* Start Data rows *

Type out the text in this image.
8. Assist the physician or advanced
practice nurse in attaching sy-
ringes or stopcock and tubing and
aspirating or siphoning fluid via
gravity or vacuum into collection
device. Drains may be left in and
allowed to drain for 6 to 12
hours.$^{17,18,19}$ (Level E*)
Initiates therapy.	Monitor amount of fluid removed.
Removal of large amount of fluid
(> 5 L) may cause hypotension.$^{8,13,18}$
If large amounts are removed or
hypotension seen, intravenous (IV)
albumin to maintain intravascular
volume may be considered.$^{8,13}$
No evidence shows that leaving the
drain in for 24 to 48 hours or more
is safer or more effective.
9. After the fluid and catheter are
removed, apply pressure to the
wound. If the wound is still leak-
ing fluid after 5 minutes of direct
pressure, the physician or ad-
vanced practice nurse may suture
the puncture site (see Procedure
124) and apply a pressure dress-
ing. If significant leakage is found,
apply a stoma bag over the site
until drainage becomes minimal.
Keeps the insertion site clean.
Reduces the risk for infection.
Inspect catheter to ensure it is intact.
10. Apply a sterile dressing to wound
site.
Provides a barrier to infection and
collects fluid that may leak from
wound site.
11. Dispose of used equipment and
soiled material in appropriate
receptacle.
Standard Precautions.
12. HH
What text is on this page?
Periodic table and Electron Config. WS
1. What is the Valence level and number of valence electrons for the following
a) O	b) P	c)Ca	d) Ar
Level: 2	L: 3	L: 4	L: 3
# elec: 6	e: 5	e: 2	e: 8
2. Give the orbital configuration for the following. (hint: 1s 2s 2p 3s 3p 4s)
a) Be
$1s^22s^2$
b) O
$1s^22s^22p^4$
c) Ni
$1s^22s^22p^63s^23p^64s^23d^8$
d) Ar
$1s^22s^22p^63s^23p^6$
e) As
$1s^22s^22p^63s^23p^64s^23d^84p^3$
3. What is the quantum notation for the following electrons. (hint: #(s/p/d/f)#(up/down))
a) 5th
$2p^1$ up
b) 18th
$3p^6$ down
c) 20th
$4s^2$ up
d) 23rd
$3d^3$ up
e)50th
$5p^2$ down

* End Data rows *

Required task: Copy each line above where the string "hours" occurs.

Result of the task:
hours.$^{17,18,19}$ (Level E*)
drain in for 24 to 48 hours or more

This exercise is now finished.